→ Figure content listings

* * *

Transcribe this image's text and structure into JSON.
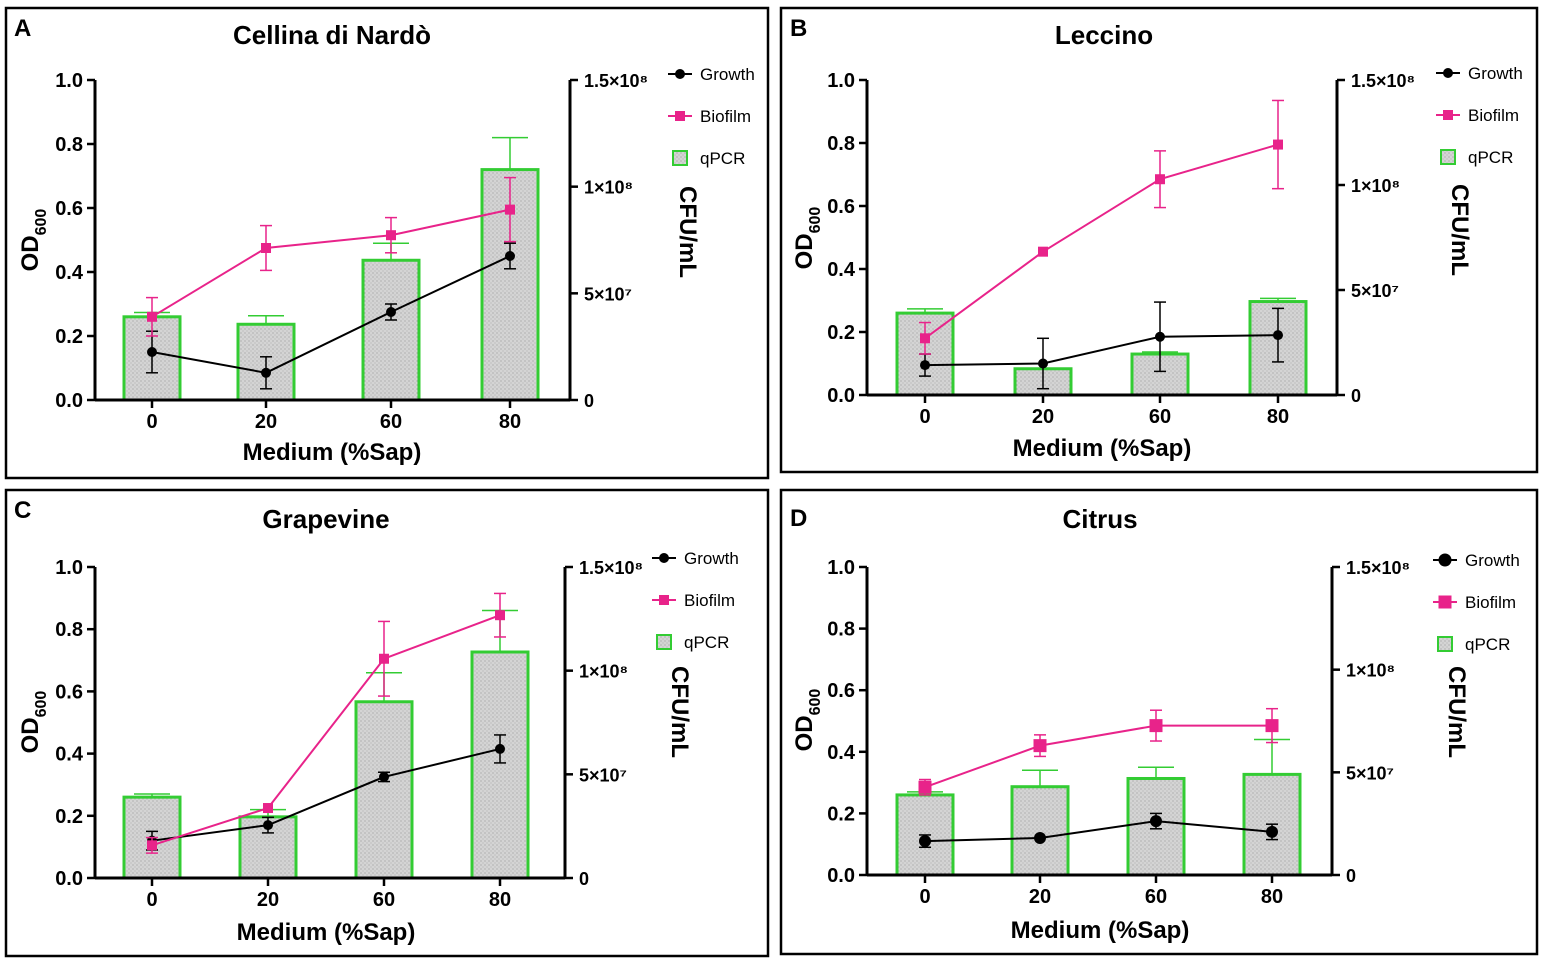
{
  "colors": {
    "growth": "#000000",
    "biofilm": "#e8238a",
    "qpcr_edge": "#33cc33",
    "qpcr_fill": "#d4d4d4"
  },
  "chart_data": [
    {
      "type": "bar+line",
      "panel": "A",
      "title": "Cellina di Nardò",
      "xlabel": "Medium (%Sap)",
      "ylabel_main": "OD",
      "ylabel_sub": "600",
      "y2label": "CFU/mL",
      "categories": [
        "0",
        "20",
        "60",
        "80"
      ],
      "ylim": [
        0,
        1.0
      ],
      "yticks": [
        0.0,
        0.2,
        0.4,
        0.6,
        0.8,
        1.0
      ],
      "ytick_labels": [
        "0.0",
        "0.2",
        "0.4",
        "0.6",
        "0.8",
        "1.0"
      ],
      "y2lim": [
        0,
        150000000
      ],
      "y2ticks": [
        0,
        50000000,
        100000000,
        150000000
      ],
      "y2tick_labels": [
        "0",
        "5×10⁷",
        "1×10⁸",
        "1.5×10⁸"
      ],
      "legend": [
        "Growth",
        "Biofilm",
        "qPCR"
      ],
      "series": [
        {
          "name": "Growth",
          "kind": "line",
          "axis": "left",
          "values": [
            0.15,
            0.085,
            0.275,
            0.45
          ],
          "errors": [
            0.065,
            0.05,
            0.025,
            0.04
          ]
        },
        {
          "name": "Biofilm",
          "kind": "line",
          "axis": "left",
          "values": [
            0.26,
            0.475,
            0.515,
            0.595
          ],
          "errors": [
            0.06,
            0.07,
            0.055,
            0.1
          ]
        },
        {
          "name": "qPCR",
          "kind": "bar",
          "axis": "right",
          "values": [
            39000000,
            35500000,
            65500000,
            108000000
          ],
          "errors": [
            2000000,
            4000000,
            8000000,
            15000000
          ]
        }
      ]
    },
    {
      "type": "bar+line",
      "panel": "B",
      "title": "Leccino",
      "xlabel": "Medium (%Sap)",
      "ylabel_main": "OD",
      "ylabel_sub": "600",
      "y2label": "CFU/mL",
      "categories": [
        "0",
        "20",
        "60",
        "80"
      ],
      "ylim": [
        0,
        1.0
      ],
      "yticks": [
        0.0,
        0.2,
        0.4,
        0.6,
        0.8,
        1.0
      ],
      "ytick_labels": [
        "0.0",
        "0.2",
        "0.4",
        "0.6",
        "0.8",
        "1.0"
      ],
      "y2lim": [
        0,
        150000000
      ],
      "y2ticks": [
        0,
        50000000,
        100000000,
        150000000
      ],
      "y2tick_labels": [
        "0",
        "5×10⁷",
        "1×10⁸",
        "1.5×10⁸"
      ],
      "legend": [
        "Growth",
        "Biofilm",
        "qPCR"
      ],
      "series": [
        {
          "name": "Growth",
          "kind": "line",
          "axis": "left",
          "values": [
            0.095,
            0.1,
            0.185,
            0.19
          ],
          "errors": [
            0.035,
            0.08,
            0.11,
            0.085
          ]
        },
        {
          "name": "Biofilm",
          "kind": "line",
          "axis": "left",
          "values": [
            0.18,
            0.455,
            0.685,
            0.795
          ],
          "errors": [
            0.05,
            0.0,
            0.09,
            0.14
          ]
        },
        {
          "name": "qPCR",
          "kind": "bar",
          "axis": "right",
          "values": [
            39000000,
            12500000,
            19500000,
            44500000
          ],
          "errors": [
            2000000,
            0,
            1000000,
            1500000
          ]
        }
      ]
    },
    {
      "type": "bar+line",
      "panel": "C",
      "title": "Grapevine",
      "xlabel": "Medium (%Sap)",
      "ylabel_main": "OD",
      "ylabel_sub": "600",
      "y2label": "CFU/mL",
      "categories": [
        "0",
        "20",
        "60",
        "80"
      ],
      "ylim": [
        0,
        1.0
      ],
      "yticks": [
        0.0,
        0.2,
        0.4,
        0.6,
        0.8,
        1.0
      ],
      "ytick_labels": [
        "0.0",
        "0.2",
        "0.4",
        "0.6",
        "0.8",
        "1.0"
      ],
      "y2lim": [
        0,
        150000000
      ],
      "y2ticks": [
        0,
        50000000,
        100000000,
        150000000
      ],
      "y2tick_labels": [
        "0",
        "5×10⁷",
        "1×10⁸",
        "1.5×10⁸"
      ],
      "legend": [
        "Growth",
        "Biofilm",
        "qPCR"
      ],
      "series": [
        {
          "name": "Growth",
          "kind": "line",
          "axis": "left",
          "values": [
            0.12,
            0.17,
            0.325,
            0.415
          ],
          "errors": [
            0.03,
            0.025,
            0.015,
            0.045
          ]
        },
        {
          "name": "Biofilm",
          "kind": "line",
          "axis": "left",
          "values": [
            0.105,
            0.225,
            0.705,
            0.845
          ],
          "errors": [
            0.025,
            0.0,
            0.12,
            0.07
          ]
        },
        {
          "name": "qPCR",
          "kind": "bar",
          "axis": "right",
          "values": [
            39000000,
            29500000,
            85000000,
            109000000
          ],
          "errors": [
            1500000,
            3500000,
            14000000,
            20000000
          ]
        }
      ]
    },
    {
      "type": "bar+line",
      "panel": "D",
      "title": "Citrus",
      "xlabel": "Medium (%Sap)",
      "ylabel_main": "OD",
      "ylabel_sub": "600",
      "y2label": "CFU/mL",
      "categories": [
        "0",
        "20",
        "60",
        "80"
      ],
      "ylim": [
        0,
        1.0
      ],
      "yticks": [
        0.0,
        0.2,
        0.4,
        0.6,
        0.8,
        1.0
      ],
      "ytick_labels": [
        "0.0",
        "0.2",
        "0.4",
        "0.6",
        "0.8",
        "1.0"
      ],
      "y2lim": [
        0,
        150000000
      ],
      "y2ticks": [
        0,
        50000000,
        100000000,
        150000000
      ],
      "y2tick_labels": [
        "0",
        "5×10⁷",
        "1×10⁸",
        "1.5×10⁸"
      ],
      "legend": [
        "Growth",
        "Biofilm",
        "qPCR"
      ],
      "series": [
        {
          "name": "Growth",
          "kind": "line",
          "axis": "left",
          "values": [
            0.11,
            0.12,
            0.175,
            0.14
          ],
          "errors": [
            0.02,
            0.0,
            0.025,
            0.025
          ]
        },
        {
          "name": "Biofilm",
          "kind": "line",
          "axis": "left",
          "values": [
            0.285,
            0.42,
            0.485,
            0.485
          ],
          "errors": [
            0.025,
            0.035,
            0.05,
            0.055
          ]
        },
        {
          "name": "qPCR",
          "kind": "bar",
          "axis": "right",
          "values": [
            39000000,
            43000000,
            47000000,
            49000000
          ],
          "errors": [
            1500000,
            8000000,
            5500000,
            17000000
          ]
        }
      ]
    }
  ]
}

* * *

→ REQUIREMENT
Leave out the pictures and copy the rest of the material above exactly.

→ WRITTEN SOLUTION
Transcribe this image's text and structure into JSON.
{
  "colors": {
    "growth": "#000000",
    "biofilm": "#e8238a",
    "qpcr_edge": "#33cc33",
    "qpcr_fill": "#d4d4d4"
  },
  "chart_data": [
    {
      "type": "bar+line",
      "panel": "A",
      "title": "Cellina di Nardò",
      "xlabel": "Medium (%Sap)",
      "ylabel_main": "OD",
      "ylabel_sub": "600",
      "y2label": "CFU/mL",
      "categories": [
        "0",
        "20",
        "60",
        "80"
      ],
      "ylim": [
        0,
        1.0
      ],
      "yticks": [
        0.0,
        0.2,
        0.4,
        0.6,
        0.8,
        1.0
      ],
      "ytick_labels": [
        "0.0",
        "0.2",
        "0.4",
        "0.6",
        "0.8",
        "1.0"
      ],
      "y2lim": [
        0,
        150000000
      ],
      "y2ticks": [
        0,
        50000000,
        100000000,
        150000000
      ],
      "y2tick_labels": [
        "0",
        "5×10⁷",
        "1×10⁸",
        "1.5×10⁸"
      ],
      "legend": [
        "Growth",
        "Biofilm",
        "qPCR"
      ],
      "series": [
        {
          "name": "Growth",
          "kind": "line",
          "axis": "left",
          "values": [
            0.15,
            0.085,
            0.275,
            0.45
          ],
          "errors": [
            0.065,
            0.05,
            0.025,
            0.04
          ]
        },
        {
          "name": "Biofilm",
          "kind": "line",
          "axis": "left",
          "values": [
            0.26,
            0.475,
            0.515,
            0.595
          ],
          "errors": [
            0.06,
            0.07,
            0.055,
            0.1
          ]
        },
        {
          "name": "qPCR",
          "kind": "bar",
          "axis": "right",
          "values": [
            39000000,
            35500000,
            65500000,
            108000000
          ],
          "errors": [
            2000000,
            4000000,
            8000000,
            15000000
          ]
        }
      ]
    },
    {
      "type": "bar+line",
      "panel": "B",
      "title": "Leccino",
      "xlabel": "Medium (%Sap)",
      "ylabel_main": "OD",
      "ylabel_sub": "600",
      "y2label": "CFU/mL",
      "categories": [
        "0",
        "20",
        "60",
        "80"
      ],
      "ylim": [
        0,
        1.0
      ],
      "yticks": [
        0.0,
        0.2,
        0.4,
        0.6,
        0.8,
        1.0
      ],
      "ytick_labels": [
        "0.0",
        "0.2",
        "0.4",
        "0.6",
        "0.8",
        "1.0"
      ],
      "y2lim": [
        0,
        150000000
      ],
      "y2ticks": [
        0,
        50000000,
        100000000,
        150000000
      ],
      "y2tick_labels": [
        "0",
        "5×10⁷",
        "1×10⁸",
        "1.5×10⁸"
      ],
      "legend": [
        "Growth",
        "Biofilm",
        "qPCR"
      ],
      "series": [
        {
          "name": "Growth",
          "kind": "line",
          "axis": "left",
          "values": [
            0.095,
            0.1,
            0.185,
            0.19
          ],
          "errors": [
            0.035,
            0.08,
            0.11,
            0.085
          ]
        },
        {
          "name": "Biofilm",
          "kind": "line",
          "axis": "left",
          "values": [
            0.18,
            0.455,
            0.685,
            0.795
          ],
          "errors": [
            0.05,
            0.0,
            0.09,
            0.14
          ]
        },
        {
          "name": "qPCR",
          "kind": "bar",
          "axis": "right",
          "values": [
            39000000,
            12500000,
            19500000,
            44500000
          ],
          "errors": [
            2000000,
            0,
            1000000,
            1500000
          ]
        }
      ]
    },
    {
      "type": "bar+line",
      "panel": "C",
      "title": "Grapevine",
      "xlabel": "Medium (%Sap)",
      "ylabel_main": "OD",
      "ylabel_sub": "600",
      "y2label": "CFU/mL",
      "categories": [
        "0",
        "20",
        "60",
        "80"
      ],
      "ylim": [
        0,
        1.0
      ],
      "yticks": [
        0.0,
        0.2,
        0.4,
        0.6,
        0.8,
        1.0
      ],
      "ytick_labels": [
        "0.0",
        "0.2",
        "0.4",
        "0.6",
        "0.8",
        "1.0"
      ],
      "y2lim": [
        0,
        150000000
      ],
      "y2ticks": [
        0,
        50000000,
        100000000,
        150000000
      ],
      "y2tick_labels": [
        "0",
        "5×10⁷",
        "1×10⁸",
        "1.5×10⁸"
      ],
      "legend": [
        "Growth",
        "Biofilm",
        "qPCR"
      ],
      "series": [
        {
          "name": "Growth",
          "kind": "line",
          "axis": "left",
          "values": [
            0.12,
            0.17,
            0.325,
            0.415
          ],
          "errors": [
            0.03,
            0.025,
            0.015,
            0.045
          ]
        },
        {
          "name": "Biofilm",
          "kind": "line",
          "axis": "left",
          "values": [
            0.105,
            0.225,
            0.705,
            0.845
          ],
          "errors": [
            0.025,
            0.0,
            0.12,
            0.07
          ]
        },
        {
          "name": "qPCR",
          "kind": "bar",
          "axis": "right",
          "values": [
            39000000,
            29500000,
            85000000,
            109000000
          ],
          "errors": [
            1500000,
            3500000,
            14000000,
            20000000
          ]
        }
      ]
    },
    {
      "type": "bar+line",
      "panel": "D",
      "title": "Citrus",
      "xlabel": "Medium (%Sap)",
      "ylabel_main": "OD",
      "ylabel_sub": "600",
      "y2label": "CFU/mL",
      "categories": [
        "0",
        "20",
        "60",
        "80"
      ],
      "ylim": [
        0,
        1.0
      ],
      "yticks": [
        0.0,
        0.2,
        0.4,
        0.6,
        0.8,
        1.0
      ],
      "ytick_labels": [
        "0.0",
        "0.2",
        "0.4",
        "0.6",
        "0.8",
        "1.0"
      ],
      "y2lim": [
        0,
        150000000
      ],
      "y2ticks": [
        0,
        50000000,
        100000000,
        150000000
      ],
      "y2tick_labels": [
        "0",
        "5×10⁷",
        "1×10⁸",
        "1.5×10⁸"
      ],
      "legend": [
        "Growth",
        "Biofilm",
        "qPCR"
      ],
      "series": [
        {
          "name": "Growth",
          "kind": "line",
          "axis": "left",
          "values": [
            0.11,
            0.12,
            0.175,
            0.14
          ],
          "errors": [
            0.02,
            0.0,
            0.025,
            0.025
          ]
        },
        {
          "name": "Biofilm",
          "kind": "line",
          "axis": "left",
          "values": [
            0.285,
            0.42,
            0.485,
            0.485
          ],
          "errors": [
            0.025,
            0.035,
            0.05,
            0.055
          ]
        },
        {
          "name": "qPCR",
          "kind": "bar",
          "axis": "right",
          "values": [
            39000000,
            43000000,
            47000000,
            49000000
          ],
          "errors": [
            1500000,
            8000000,
            5500000,
            17000000
          ]
        }
      ]
    }
  ]
}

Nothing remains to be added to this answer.